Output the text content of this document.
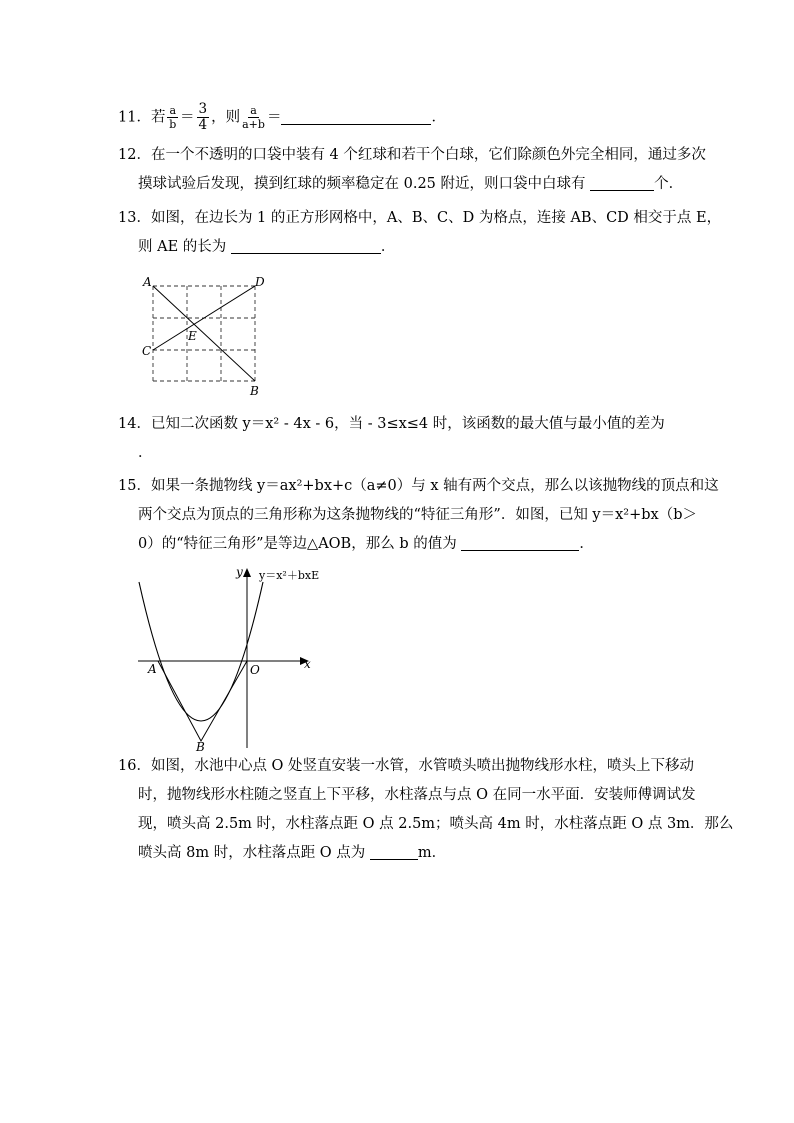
11．若 $\frac{a}{b} = \frac{3}{4}$ ，则 $\frac{a}{a+b}$ ＝	．
12．在一个不透明的口袋中装有 4 个红球和若干个白球，它们除颜色外完全相同，通过多次
摸球试验后发现，摸到红球的频率稳定在 0.25 附近，则口袋中白球有	个．
13．如图，在边长为 1 的正方形网格中，A、B、C、D 为格点，连接 AB、CD 相交于点 E，
则 AE 的长为	．
A	D
C
E
B
14．已知二次函数 y＝x² - 4x - 6，当 - 3≤x≤4 时，该函数的最大值与最小值的差为
．
15．如果一条抛物线 y＝ax²+bx+c（a≠0）与 x 轴有两个交点，那么以该抛物线的顶点和这
两个交点为顶点的三角形称为这条抛物线的“特征三角形”．如图，已知 y＝x²+bx（b＞
0）的“特征三角形”是等边△AOB，那么 b 的值为	．
y y＝x²＋bxE
x
A	O
B
16．如图，水池中心点 O 处竖直安装一水管，水管喷头喷出抛物线形水柱，喷头上下移动
时，抛物线形水柱随之竖直上下平移，水柱落点与点 O 在同一水平面．安装师傅调试发
现，喷头高 2.5m 时，水柱落点距 O 点 2.5m；喷头高 4m 时，水柱落点距 O 点 3m．那么
喷头高 8m 时，水柱落点距 O 点为	m．
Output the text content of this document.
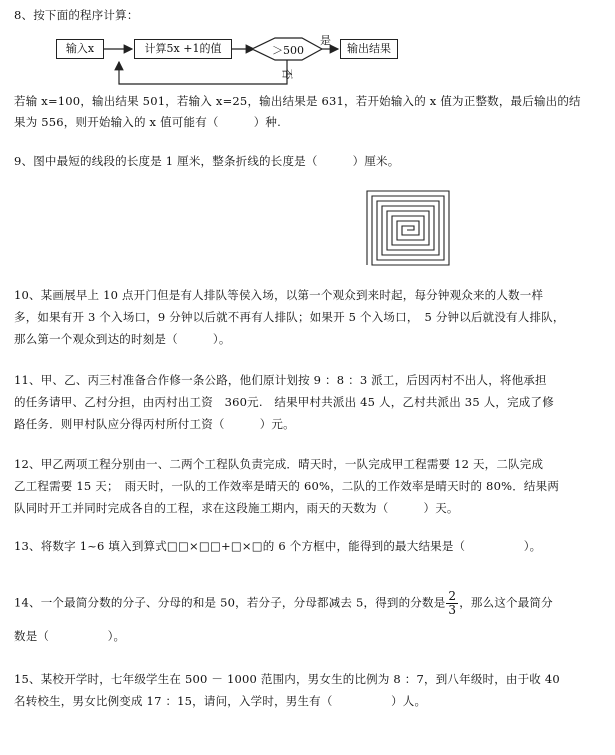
8、按下面的程序计算：
输入x	计算5x +1的值	＞500
是
否
输出结果
若输 x=100，输出结果 501，若输入 x=25，输出结果是 631，若开始输入的 x 值为正整数，最后输出的结
果为 556，则开始输入的 x 值可能有（　　　）种.
9、图中最短的线段的长度是 1 厘米，整条折线的长度是（　　　）厘米。
10、某画展早上 10 点开门但是有人排队等侯入场，以第一个观众到来时起，每分钟观众来的人数一样
多，如果有开 3 个入场口，9 分钟以后就不再有人排队；如果开 5 个入场口，　5 分钟以后就没有人排队，
那么第一个观众到达的时刻是（　　　）。
11、甲、乙、丙三村准备合作修一条公路，他们原计划按 9 ：8 ：3 派工，后因丙村不出人，将他承担
的任务请甲、乙村分担，由丙村出工资　360元.　结果甲村共派出 45 人，乙村共派出 35 人，完成了修
路任务．则甲村队应分得丙村所付工资（　　　）元。
12、甲乙两项工程分别由一、二两个工程队负责完成．晴天时，一队完成甲工程需要 12 天，二队完成
乙工程需要 15 天；　雨天时，一队的工作效率是晴天的 60%，二队的工作效率是晴天时的 80%．结果两
队同时开工并同时完成各自的工程，求在这段施工期内，雨天的天数为（　　　）天。
13、将数字 1~6 填入到算式□□×□□+□×□的 6 个方框中，能得到的最大结果是（　　　　　）。
14、一个最简分数的分子、分母的和是 50，若分子，分母都减去 5，得到的分数是 $\frac{2}{3}$ ，那么这个最简分
数是（　　　　　）。
15、某校开学时，七年级学生在 500 － 1000 范围内，男女生的比例为 8 ：7，到八年级时，由于收 40
名转校生，男女比例变成 17 ：15，请问，入学时，男生有（　　　　　）人。
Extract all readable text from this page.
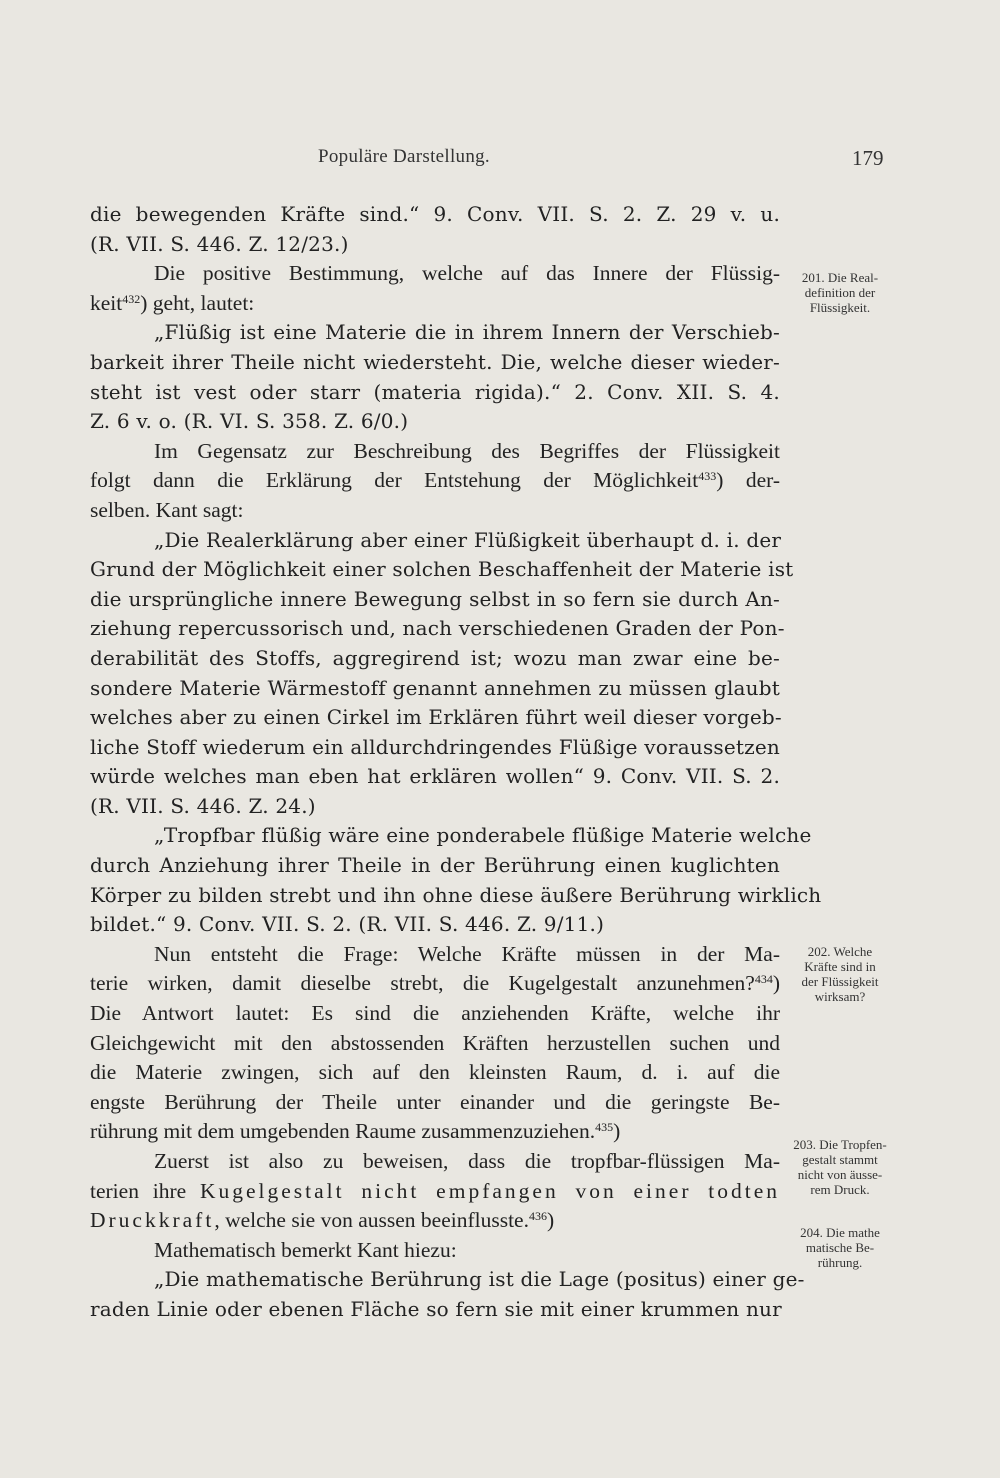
Populäre Darstellung.	179
die bewegenden Kräfte sind.“ 9. Conv. VII. S. 2. Z. 29 v. u.
(R. VII. S. 446. Z. 12/23.)
Die positive Bestimmung, welche auf das Innere der Flüssig-
keit$^{432}$) geht, lautet:
„Flüßig ist eine Materie die in ihrem Innern der Verschieb-
barkeit ihrer Theile nicht wiedersteht. Die, welche dieser wieder-
steht ist vest oder starr (materia rigida).“ 2. Conv. XII. S. 4.
Z. 6 v. o. (R. VI. S. 358. Z. 6/0.)
Im Gegensatz zur Beschreibung des Begriffes der Flüssigkeit
folgt dann die Erklärung der Entstehung der Möglichkeit$^{433}$) der-
selben. Kant sagt:
„Die Realerklärung aber einer Flüßigkeit überhaupt d. i. der
Grund der Möglichkeit einer solchen Beschaffenheit der Materie ist
die ursprüngliche innere Bewegung selbst in so fern sie durch An-
ziehung repercussorisch und, nach verschiedenen Graden der Pon-
derabilität des Stoffs, aggregirend ist; wozu man zwar eine be-
sondere Materie Wärmestoff genannt annehmen zu müssen glaubt
welches aber zu einen Cirkel im Erklären führt weil dieser vorgeb-
liche Stoff wiederum ein alldurchdringendes Flüßige voraussetzen
würde welches man eben hat erklären wollen“ 9. Conv. VII. S. 2.
(R. VII. S. 446. Z. 24.)
„Tropfbar flüßig wäre eine ponderabele flüßige Materie welche
durch Anziehung ihrer Theile in der Berührung einen kuglichten
Körper zu bilden strebt und ihn ohne diese äußere Berührung wirklich
bildet.“ 9. Conv. VII. S. 2. (R. VII. S. 446. Z. 9/11.)
Nun entsteht die Frage: Welche Kräfte müssen in der Ma-
terie wirken, damit dieselbe strebt, die Kugelgestalt anzunehmen?$^{434}$)
Die Antwort lautet: Es sind die anziehenden Kräfte, welche ihr
Gleichgewicht mit den abstossenden Kräften herzustellen suchen und
die Materie zwingen, sich auf den kleinsten Raum, d. i. auf die
engste Berührung der Theile unter einander und die geringste Be-
rührung mit dem umgebenden Raume zusammenzuziehen.$^{435}$)
Zuerst ist also zu beweisen, dass die tropfbar-flüssigen Ma-
terien ihre Kugelgestalt nicht empfangen von einer todten
Druckkraft, welche sie von aussen beeinflusste.$^{436}$)
Mathematisch bemerkt Kant hiezu:
„Die mathematische Berührung ist die Lage (positus) einer ge-
raden Linie oder ebenen Fläche so fern sie mit einer krummen nur
201. Die Real-
definition der
Flüssigkeit.
202. Welche
Kräfte sind in
der Flüssigkeit
wirksam?
203. Die Tropfen-
gestalt stammt
nicht von äusse-
rem Druck.
204. Die mathe
matische Be-
rührung.
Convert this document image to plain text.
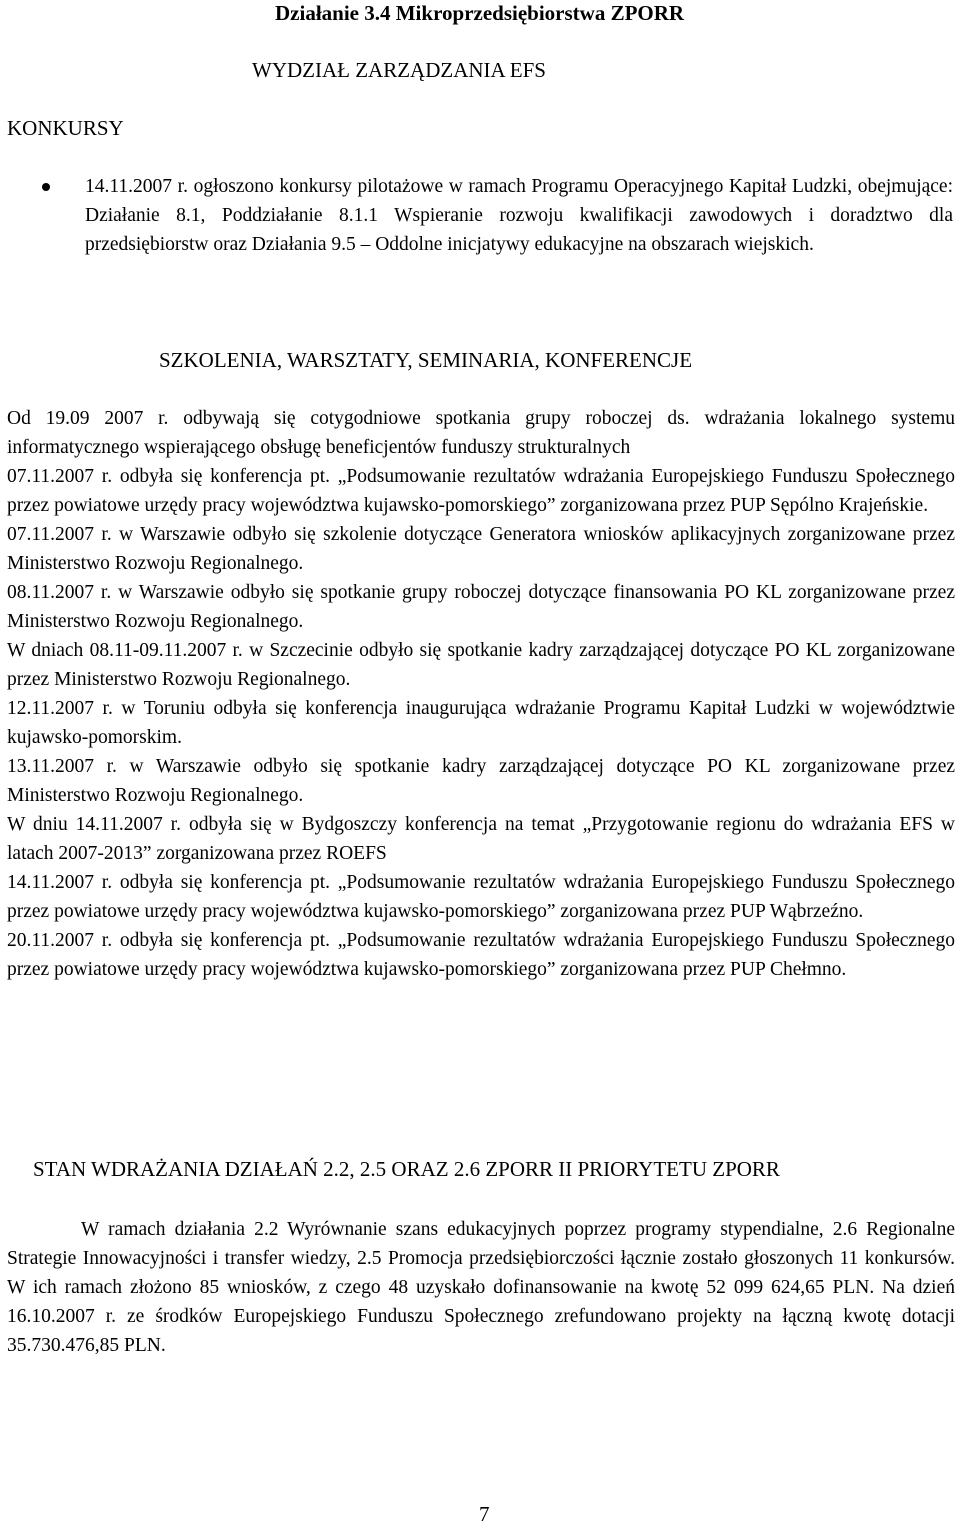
Działanie 3.4 Mikroprzedsiębiorstwa ZPORR
WYDZIAŁ ZARZĄDZANIA EFS
KONKURSY
14.11.2007 r. ogłoszono konkursy pilotażowe w ramach Programu Operacyjnego Kapitał Ludzki, obejmujące: Działanie 8.1, Poddziałanie 8.1.1 Wspieranie rozwoju kwalifikacji zawodowych i doradztwo dla przedsiębiorstw oraz Działania 9.5 – Oddolne inicjatywy edukacyjne na obszarach wiejskich.
SZKOLENIA, WARSZTATY, SEMINARIA, KONFERENCJE

Od 19.09 2007 r. odbywają się cotygodniowe spotkania grupy roboczej ds. wdrażania lokalnego systemu informatycznego wspierającego obsługę beneficjentów funduszy strukturalnych

07.11.2007 r. odbyła się konferencja pt. „Podsumowanie rezultatów wdrażania Europejskiego Funduszu Społecznego przez powiatowe urzędy pracy województwa kujawsko-pomorskiego” zorganizowana przez PUP Sępólno Krajeńskie.

07.11.2007 r. w Warszawie odbyło się szkolenie dotyczące Generatora wniosków aplikacyjnych zorganizowane przez Ministerstwo Rozwoju Regionalnego.

08.11.2007 r. w Warszawie odbyło się spotkanie grupy roboczej dotyczące finansowania PO KL zorganizowane przez Ministerstwo Rozwoju Regionalnego.

W dniach 08.11-09.11.2007 r. w Szczecinie odbyło się spotkanie kadry zarządzającej dotyczące PO KL zorganizowane przez Ministerstwo Rozwoju Regionalnego.

12.11.2007 r. w Toruniu odbyła się konferencja inaugurująca wdrażanie Programu Kapitał Ludzki w województwie kujawsko-pomorskim.

13.11.2007 r. w Warszawie odbyło się spotkanie kadry zarządzającej dotyczące PO KL zorganizowane przez Ministerstwo Rozwoju Regionalnego.

W dniu 14.11.2007 r. odbyła się w Bydgoszczy konferencja na temat „Przygotowanie regionu do wdrażania EFS w latach 2007-2013” zorganizowana przez ROEFS

14.11.2007 r. odbyła się konferencja pt. „Podsumowanie rezultatów wdrażania Europejskiego Funduszu Społecznego przez powiatowe urzędy pracy województwa kujawsko-pomorskiego” zorganizowana przez PUP Wąbrzeźno.

20.11.2007 r. odbyła się konferencja pt. „Podsumowanie rezultatów wdrażania Europejskiego Funduszu Społecznego przez powiatowe urzędy pracy województwa kujawsko-pomorskiego” zorganizowana przez PUP Chełmno.

STAN WDRAŻANIA DZIAŁAŃ 2.2, 2.5 ORAZ 2.6 ZPORR II PRIORYTETU ZPORR
W ramach działania 2.2 Wyrównanie szans edukacyjnych poprzez programy stypendialne, 2.6 Regionalne Strategie Innowacyjności i transfer wiedzy, 2.5 Promocja przedsiębiorczości łącznie zostało głoszonych 11 konkursów. W ich ramach złożono 85 wniosków, z czego 48 uzyskało dofinansowanie na kwotę 52 099 624,65 PLN. Na dzień 16.10.2007 r. ze środków Europejskiego Funduszu Społecznego zrefundowano projekty na łączną kwotę dotacji 35.730.476,85 PLN.
7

• • • •

Every line that holds the string "fern" should be returned.

die ursprüngliche innere Bewegung selbst in so fern sie durch An-
raden Linie oder ebenen Fläche so fern sie mit einer krummen nur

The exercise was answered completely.